#### O que fazer:
Dê continuidade ao texto sobre as manifestações contra o aumento da tarifa de ônibus, começando logo após a última frase apresentada.

#### Bloco de texto:

%%

Nos últimos dias, temos visto algo novo surgir no Brasil, como há muito tempo não víamos. Um número elevadíssimo de pessoas manifestando-se, tomando para si as ruas, gritando palavras de ordem e lutando por uma causa. As quatro manifestações já organizadas pelo MPL (Movimento Passe Livre), que tem como principal bandeira a gratuidade no sistema de transporte coletivo, tiveram como foco, no início, a luta pela redução na tarifa de ônibus, cujo aumento este ano a elevou ao valor de R$ 3,20. Apesar de se tratar de um aumento já esperado, o que não ocorria há um ano e que este tenha sido, ao contrário do que ocorreu das últimas três vezes, abaixo da inflação, ele foi extremamente mal recebido. Houve um esforço orçamentário por parte da prefeitura para que isto fosse possível. O aumento, de 6,67% no valor das passagens de ônibus, foi menor do que a inflação acumulada desde janeiro de 2011 (14,4%). Devido a isso, a prefeitura terá um subsídio recorde para o sistema de ônibus este ano, totalizando R$ 1,25 bilhão ao longo do ano de 2013.
Porém, após as primeira manifestações, que foram se tornando mais e mais conhecidas e recebendo um número cada vez maior de participantes, surgiu um lema. "Não é sobre 20 centavos", tornou-se o mote das manifestações, circulando, principalmente, pelas redes sociais em forma de imagens e textos explicativos. E, realmente, está claro que a questão não é mais vinte centavos. Principalmente porque boa parte das pessoas que aderiram ao "movimento" sequer usam ônibus como meios de transporte. De acordo com uma pesquisa feita em um dos dias de manifestações, 51% dos participantes ali presentes não utilizam o transporte público. Portanto, é chegada a hora de nos questionarmos: o que estamos vendo nas ruas? Que movimento é este que foi além do MPL e se tornou um fenômeno sócio-político que se diz apartidário, sem líderes, popular e, aparentemente, sem objetivos?

%%

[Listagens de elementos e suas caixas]
%%

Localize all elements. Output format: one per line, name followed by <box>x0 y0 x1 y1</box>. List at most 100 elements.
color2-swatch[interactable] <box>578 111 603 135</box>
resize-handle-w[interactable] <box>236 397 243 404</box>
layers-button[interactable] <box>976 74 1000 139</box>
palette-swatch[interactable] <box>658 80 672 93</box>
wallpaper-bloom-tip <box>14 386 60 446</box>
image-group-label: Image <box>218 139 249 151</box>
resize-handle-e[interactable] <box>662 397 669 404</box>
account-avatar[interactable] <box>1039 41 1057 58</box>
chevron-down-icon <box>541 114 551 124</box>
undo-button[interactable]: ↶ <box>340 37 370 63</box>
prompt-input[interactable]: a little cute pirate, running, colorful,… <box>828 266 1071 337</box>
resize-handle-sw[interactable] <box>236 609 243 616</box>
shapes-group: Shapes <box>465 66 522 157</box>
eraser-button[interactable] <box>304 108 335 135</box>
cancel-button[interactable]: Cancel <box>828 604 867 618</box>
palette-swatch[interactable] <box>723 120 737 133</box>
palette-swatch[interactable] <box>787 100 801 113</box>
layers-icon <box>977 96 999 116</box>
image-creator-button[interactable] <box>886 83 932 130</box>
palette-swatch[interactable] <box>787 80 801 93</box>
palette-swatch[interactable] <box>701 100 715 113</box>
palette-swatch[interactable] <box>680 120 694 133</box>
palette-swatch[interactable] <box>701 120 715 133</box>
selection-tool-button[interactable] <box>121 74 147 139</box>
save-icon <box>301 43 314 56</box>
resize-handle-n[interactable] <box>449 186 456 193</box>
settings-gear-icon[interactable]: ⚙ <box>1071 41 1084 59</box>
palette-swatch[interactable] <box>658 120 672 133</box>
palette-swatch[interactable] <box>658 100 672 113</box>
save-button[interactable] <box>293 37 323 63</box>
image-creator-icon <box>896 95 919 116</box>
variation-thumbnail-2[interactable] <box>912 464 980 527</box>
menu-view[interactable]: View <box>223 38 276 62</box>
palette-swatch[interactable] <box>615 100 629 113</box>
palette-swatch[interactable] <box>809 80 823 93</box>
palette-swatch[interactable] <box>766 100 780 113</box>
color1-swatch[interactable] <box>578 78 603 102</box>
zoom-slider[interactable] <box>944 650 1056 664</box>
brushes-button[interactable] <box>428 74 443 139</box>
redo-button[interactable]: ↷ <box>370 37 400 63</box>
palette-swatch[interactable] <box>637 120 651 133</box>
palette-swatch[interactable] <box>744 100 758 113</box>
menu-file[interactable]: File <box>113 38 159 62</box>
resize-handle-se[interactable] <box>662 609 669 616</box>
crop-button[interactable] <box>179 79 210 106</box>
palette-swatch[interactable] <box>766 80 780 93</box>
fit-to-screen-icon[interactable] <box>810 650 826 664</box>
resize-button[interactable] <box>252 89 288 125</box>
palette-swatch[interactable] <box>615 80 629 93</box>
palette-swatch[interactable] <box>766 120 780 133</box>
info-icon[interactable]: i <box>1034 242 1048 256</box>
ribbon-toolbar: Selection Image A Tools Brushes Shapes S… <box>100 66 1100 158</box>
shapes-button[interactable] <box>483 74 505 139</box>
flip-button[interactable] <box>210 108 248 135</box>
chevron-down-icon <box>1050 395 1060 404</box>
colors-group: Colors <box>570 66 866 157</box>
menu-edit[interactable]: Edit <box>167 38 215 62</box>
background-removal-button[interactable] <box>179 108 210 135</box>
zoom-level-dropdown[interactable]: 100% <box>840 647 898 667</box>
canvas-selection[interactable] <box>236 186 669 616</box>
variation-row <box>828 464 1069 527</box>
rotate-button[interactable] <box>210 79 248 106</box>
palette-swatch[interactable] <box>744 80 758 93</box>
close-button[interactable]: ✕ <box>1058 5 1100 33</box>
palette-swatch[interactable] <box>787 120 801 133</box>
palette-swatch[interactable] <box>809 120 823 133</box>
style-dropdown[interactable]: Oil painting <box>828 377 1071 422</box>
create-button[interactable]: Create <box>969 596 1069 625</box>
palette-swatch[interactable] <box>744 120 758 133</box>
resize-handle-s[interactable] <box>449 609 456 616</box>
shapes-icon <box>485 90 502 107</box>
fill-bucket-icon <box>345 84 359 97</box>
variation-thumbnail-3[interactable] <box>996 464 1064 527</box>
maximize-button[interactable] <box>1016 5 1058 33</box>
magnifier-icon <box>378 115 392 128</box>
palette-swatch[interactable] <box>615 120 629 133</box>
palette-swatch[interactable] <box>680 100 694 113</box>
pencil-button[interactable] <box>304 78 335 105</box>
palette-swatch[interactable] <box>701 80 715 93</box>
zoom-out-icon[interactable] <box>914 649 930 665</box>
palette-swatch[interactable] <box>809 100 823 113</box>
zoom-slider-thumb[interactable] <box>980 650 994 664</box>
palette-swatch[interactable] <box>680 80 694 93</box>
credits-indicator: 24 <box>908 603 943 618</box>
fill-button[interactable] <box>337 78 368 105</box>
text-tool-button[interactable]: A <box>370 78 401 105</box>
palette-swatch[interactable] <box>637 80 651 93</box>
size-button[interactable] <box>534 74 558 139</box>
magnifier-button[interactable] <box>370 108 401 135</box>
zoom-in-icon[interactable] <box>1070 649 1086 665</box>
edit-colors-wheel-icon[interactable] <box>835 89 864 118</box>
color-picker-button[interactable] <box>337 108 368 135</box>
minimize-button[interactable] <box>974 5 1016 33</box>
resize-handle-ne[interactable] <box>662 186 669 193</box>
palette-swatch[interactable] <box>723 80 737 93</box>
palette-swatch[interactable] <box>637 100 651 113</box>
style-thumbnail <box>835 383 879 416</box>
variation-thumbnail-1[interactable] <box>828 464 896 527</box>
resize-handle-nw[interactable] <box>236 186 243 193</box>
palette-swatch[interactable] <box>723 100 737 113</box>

%%

#### Resultado:
Podemos começar a análise da seguinte maneira: estas manifestações foram todas marcadas através de eventos criados na rede social Facebook, muito popular entre usuários de internet de todas as faixas etárias, classes sociais e etc. Portanto, as chances de um movimento que surge em um ambiente assim se tornar heterogêneo, são enormes. Este que vos escreve pode, aliás, fazer uma perfeita análise do que se tornou parte deste movimento, independente do MPL e da questão da tarifa zero. Conhecidos meus com os quais convivo diariamente dentro e fora da rede social já citada, ex-colegas de trabalho, amigos reais e virtuais, resolveram aderir em peso às manifestações. Passaram a apoiá-las de maneira incondicional e passional. Porém, algumas destas pessoas estão muito longe de ter um mentalidade revolucionária ou, até mesmo, política. Muitos deles se declaram, orgulhosamente, "apolíticos". Outros simplesmente dizem não gostar ou não entender sobre a matéria. A não ser em época de eleição, é claro. Então, como em um passe de mágica, todos tornaram-se seres politizados, conscientes e revolucionários. Alguns até mesmo entoaram o canto do "poder popular", de "lutar pelos direitos do povo". Entre estes, encontram-se algumas figuras com perfil já conhecido por aqueles que estão acostumados a, como eu, conviver com a boa e velha classe média paulistana. Alguns são classistas, extremamente classistas. O preconceito social habita em muitos deles, ainda que de forma disfarçada, como se espera da maior parte dos preconceitos. Um de meus conhecidos, que esta semana esteve na Paulista enfrentando a polícia e gritando palavras de ordem, há alguns dias atrás, havia me dito durante uma conversar informal, "preguiça de ir para casa nesse ônibus cheio de gente pobre". Ao que rebati, "muito simples, comece a andar de carro". A resposta dele foi "não vale a pena, pois eu perderia muito mais tempo no trânsito". Pelo visto, ao menos para este revolucionário, vinte centavos não seriam problema. Somente o tempo. Poderia citar outros exemplos, como pessoas que sempre criticaram meu caráter "revolucionário" ou "esquerdista". Pois é, agora estão se sentindo representadas por partidos que estiveram presentes nas manifestações, como PSOL e PSTU. Quem diria! Uma verdadeira guinada à esquerda.
Mas, a este ponto, o leitor pode estar me questionando: "mas isso não é bom?". De certa maneira, é claro que é. Politizar-se é a melhor arma para conquistar seus direitos, votando com consciência, abandonando o egoísmo e, muitas vezes, pensando nos direitos dos outros e não somente nos seus próprios e nos de sua classe. Portanto, esta onda politizadora seria, em tese, excelente para o futuro do Brasil. Como muitos têm repetido "o Brasil acordou", "o brasileiro acordou", "o gigante despertou". Mas que ótimo! Fico feliz. O que me assusta, na verdade, é o caráter genérico e vazio de todo este despertar. Existe, ao invés de um caráter de esquerda em todo esse movimento, um pingo de anarquismo. E é exatamente isso que me faz ter medo. O Brasil acordou? Para que? Contra a autoridade? Contra os abusos cometidos por ela?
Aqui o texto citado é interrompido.